Goal | Keep every line where the word "Barma" appears; drop the rest.

Dataset records
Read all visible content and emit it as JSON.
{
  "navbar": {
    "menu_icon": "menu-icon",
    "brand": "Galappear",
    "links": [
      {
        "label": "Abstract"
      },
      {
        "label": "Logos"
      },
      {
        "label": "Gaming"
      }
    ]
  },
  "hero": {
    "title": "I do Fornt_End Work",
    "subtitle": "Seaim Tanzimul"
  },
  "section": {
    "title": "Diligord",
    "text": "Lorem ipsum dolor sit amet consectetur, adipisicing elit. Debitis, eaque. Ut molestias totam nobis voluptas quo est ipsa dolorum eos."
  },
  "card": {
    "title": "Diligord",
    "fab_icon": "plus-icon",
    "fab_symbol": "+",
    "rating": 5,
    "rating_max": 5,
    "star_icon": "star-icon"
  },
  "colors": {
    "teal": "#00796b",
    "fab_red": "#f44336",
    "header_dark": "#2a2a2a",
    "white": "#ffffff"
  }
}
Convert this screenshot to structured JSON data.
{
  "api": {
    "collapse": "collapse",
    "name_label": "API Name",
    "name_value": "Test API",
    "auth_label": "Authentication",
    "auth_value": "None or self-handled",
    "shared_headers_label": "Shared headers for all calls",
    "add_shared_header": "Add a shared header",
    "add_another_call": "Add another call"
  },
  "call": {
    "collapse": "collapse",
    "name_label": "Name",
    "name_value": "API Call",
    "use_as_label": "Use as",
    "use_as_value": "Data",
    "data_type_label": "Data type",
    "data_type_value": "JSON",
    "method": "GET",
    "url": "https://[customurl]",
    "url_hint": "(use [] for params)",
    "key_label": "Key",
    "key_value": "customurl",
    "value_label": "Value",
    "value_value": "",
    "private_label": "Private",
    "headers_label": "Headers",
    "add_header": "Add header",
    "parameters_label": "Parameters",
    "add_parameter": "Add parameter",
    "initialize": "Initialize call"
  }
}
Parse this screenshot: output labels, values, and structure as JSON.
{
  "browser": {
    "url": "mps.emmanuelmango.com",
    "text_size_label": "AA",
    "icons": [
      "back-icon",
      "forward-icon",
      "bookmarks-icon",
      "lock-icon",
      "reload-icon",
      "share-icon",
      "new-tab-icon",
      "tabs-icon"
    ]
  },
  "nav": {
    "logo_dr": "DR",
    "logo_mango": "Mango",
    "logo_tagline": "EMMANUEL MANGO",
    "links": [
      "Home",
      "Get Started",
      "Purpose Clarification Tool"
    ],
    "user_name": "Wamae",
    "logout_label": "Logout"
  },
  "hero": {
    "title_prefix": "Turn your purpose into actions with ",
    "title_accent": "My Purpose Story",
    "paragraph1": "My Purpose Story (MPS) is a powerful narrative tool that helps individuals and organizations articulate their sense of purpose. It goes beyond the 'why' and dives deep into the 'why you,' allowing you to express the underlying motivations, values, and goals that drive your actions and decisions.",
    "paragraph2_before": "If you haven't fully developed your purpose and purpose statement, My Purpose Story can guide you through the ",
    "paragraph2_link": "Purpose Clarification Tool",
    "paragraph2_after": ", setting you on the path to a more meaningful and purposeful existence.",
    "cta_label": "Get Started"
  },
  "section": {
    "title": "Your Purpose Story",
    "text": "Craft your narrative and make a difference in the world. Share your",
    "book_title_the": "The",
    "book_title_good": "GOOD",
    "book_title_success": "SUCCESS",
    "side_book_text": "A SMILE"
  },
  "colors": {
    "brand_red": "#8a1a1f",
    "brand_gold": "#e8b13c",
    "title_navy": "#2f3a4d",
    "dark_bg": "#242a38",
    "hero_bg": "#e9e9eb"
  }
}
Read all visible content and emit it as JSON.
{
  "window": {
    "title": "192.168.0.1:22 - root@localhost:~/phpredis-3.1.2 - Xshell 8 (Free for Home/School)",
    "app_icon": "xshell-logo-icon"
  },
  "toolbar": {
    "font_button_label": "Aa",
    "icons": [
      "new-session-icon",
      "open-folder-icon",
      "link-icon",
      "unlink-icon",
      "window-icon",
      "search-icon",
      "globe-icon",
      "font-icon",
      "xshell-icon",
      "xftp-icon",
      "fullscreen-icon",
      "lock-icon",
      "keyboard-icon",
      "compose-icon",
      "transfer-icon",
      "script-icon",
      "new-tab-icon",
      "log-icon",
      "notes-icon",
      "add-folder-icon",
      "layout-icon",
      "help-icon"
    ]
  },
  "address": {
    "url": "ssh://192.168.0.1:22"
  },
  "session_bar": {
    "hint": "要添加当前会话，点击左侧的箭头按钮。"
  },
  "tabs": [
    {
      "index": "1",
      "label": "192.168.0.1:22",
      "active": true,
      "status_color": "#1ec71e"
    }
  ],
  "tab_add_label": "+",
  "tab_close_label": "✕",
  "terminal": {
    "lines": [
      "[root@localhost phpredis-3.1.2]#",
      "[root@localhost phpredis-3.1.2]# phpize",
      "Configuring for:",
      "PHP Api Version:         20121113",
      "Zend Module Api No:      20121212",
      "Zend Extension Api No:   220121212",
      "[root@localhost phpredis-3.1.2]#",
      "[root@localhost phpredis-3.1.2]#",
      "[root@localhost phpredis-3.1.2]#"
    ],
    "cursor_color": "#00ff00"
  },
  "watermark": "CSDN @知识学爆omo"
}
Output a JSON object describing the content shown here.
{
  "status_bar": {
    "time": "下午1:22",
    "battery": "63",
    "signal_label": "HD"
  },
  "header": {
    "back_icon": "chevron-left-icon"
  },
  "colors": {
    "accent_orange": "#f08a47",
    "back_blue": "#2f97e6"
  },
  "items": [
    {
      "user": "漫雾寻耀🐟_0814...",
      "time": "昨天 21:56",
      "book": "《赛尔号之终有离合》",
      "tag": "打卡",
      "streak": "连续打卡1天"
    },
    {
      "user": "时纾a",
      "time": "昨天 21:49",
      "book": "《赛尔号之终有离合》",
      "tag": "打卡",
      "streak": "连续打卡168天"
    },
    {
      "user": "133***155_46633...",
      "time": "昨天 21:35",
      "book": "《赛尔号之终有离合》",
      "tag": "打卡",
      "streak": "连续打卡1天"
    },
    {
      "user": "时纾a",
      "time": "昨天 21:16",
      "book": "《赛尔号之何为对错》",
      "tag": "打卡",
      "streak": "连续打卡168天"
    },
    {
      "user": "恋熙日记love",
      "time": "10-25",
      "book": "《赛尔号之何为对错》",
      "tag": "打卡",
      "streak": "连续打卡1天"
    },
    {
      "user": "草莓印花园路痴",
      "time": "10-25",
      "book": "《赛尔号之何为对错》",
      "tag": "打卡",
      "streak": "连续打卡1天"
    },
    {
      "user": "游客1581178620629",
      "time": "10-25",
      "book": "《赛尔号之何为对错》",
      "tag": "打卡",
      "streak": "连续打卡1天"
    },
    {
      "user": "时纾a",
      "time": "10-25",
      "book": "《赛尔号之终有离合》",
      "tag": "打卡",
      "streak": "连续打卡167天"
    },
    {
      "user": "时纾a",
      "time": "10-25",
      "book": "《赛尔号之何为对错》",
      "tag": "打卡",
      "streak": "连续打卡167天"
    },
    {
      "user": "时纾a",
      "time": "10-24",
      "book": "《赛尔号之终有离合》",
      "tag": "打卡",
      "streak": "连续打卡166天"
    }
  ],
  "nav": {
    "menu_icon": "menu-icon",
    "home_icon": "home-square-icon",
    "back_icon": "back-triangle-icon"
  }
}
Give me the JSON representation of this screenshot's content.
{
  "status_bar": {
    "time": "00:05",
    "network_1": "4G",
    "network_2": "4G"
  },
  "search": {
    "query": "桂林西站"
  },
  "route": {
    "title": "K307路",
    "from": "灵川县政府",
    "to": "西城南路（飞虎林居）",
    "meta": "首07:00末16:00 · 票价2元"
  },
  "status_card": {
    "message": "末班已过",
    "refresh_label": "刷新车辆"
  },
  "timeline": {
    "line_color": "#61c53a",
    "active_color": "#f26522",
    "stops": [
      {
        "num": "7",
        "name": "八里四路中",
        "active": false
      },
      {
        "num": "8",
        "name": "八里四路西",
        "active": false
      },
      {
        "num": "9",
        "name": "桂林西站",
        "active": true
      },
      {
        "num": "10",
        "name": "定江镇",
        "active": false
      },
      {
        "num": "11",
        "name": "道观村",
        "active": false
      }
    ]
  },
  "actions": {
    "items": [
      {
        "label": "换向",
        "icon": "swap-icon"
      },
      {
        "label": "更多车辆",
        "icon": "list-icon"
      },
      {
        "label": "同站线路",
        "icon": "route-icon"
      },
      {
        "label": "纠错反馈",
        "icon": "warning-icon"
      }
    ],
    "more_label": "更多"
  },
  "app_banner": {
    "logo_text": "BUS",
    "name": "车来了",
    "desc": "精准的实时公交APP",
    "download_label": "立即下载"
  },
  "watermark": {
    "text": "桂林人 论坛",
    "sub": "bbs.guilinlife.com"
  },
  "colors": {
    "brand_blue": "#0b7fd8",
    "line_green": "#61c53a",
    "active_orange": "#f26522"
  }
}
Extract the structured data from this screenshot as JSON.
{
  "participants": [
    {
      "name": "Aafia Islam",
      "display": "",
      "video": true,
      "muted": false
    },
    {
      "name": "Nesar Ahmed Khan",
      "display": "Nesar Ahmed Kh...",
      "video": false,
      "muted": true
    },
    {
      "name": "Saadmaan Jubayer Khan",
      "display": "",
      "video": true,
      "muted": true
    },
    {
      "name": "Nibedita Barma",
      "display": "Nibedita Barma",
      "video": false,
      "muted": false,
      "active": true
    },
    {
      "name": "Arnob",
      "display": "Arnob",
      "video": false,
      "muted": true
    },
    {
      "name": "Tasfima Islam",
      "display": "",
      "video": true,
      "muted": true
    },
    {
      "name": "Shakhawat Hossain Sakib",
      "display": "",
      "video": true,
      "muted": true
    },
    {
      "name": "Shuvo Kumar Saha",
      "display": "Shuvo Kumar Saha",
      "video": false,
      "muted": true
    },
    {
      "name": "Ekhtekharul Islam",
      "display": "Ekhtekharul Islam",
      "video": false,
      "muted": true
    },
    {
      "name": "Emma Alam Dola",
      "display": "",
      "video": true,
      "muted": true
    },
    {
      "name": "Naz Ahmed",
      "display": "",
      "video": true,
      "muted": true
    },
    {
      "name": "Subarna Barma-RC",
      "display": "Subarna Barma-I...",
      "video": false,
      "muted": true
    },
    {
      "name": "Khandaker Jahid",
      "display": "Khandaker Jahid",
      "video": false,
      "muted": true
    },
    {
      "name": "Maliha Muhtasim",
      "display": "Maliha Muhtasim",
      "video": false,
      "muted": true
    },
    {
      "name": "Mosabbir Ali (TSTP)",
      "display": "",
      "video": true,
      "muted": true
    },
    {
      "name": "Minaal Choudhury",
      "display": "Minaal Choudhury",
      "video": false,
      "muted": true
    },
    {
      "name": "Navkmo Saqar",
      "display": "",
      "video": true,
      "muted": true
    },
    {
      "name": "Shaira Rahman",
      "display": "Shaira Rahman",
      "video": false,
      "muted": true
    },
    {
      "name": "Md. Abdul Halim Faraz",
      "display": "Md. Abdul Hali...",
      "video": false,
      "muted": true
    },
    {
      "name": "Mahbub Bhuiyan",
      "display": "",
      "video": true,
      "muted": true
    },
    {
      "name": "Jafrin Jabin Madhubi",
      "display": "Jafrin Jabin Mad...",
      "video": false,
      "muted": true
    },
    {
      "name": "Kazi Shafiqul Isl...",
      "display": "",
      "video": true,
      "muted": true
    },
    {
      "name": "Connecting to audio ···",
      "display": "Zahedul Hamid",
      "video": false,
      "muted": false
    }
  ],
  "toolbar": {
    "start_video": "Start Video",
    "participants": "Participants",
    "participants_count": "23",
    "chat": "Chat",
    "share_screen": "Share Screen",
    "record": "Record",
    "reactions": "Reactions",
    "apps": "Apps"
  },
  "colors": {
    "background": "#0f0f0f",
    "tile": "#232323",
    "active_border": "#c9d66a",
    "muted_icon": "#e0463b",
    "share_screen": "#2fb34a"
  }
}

Exercise response |
      "name": "Nibedita Barma",
      "display": "Nibedita Barma",
      "name": "Subarna Barma-RC",
      "display": "Subarna Barma-I...",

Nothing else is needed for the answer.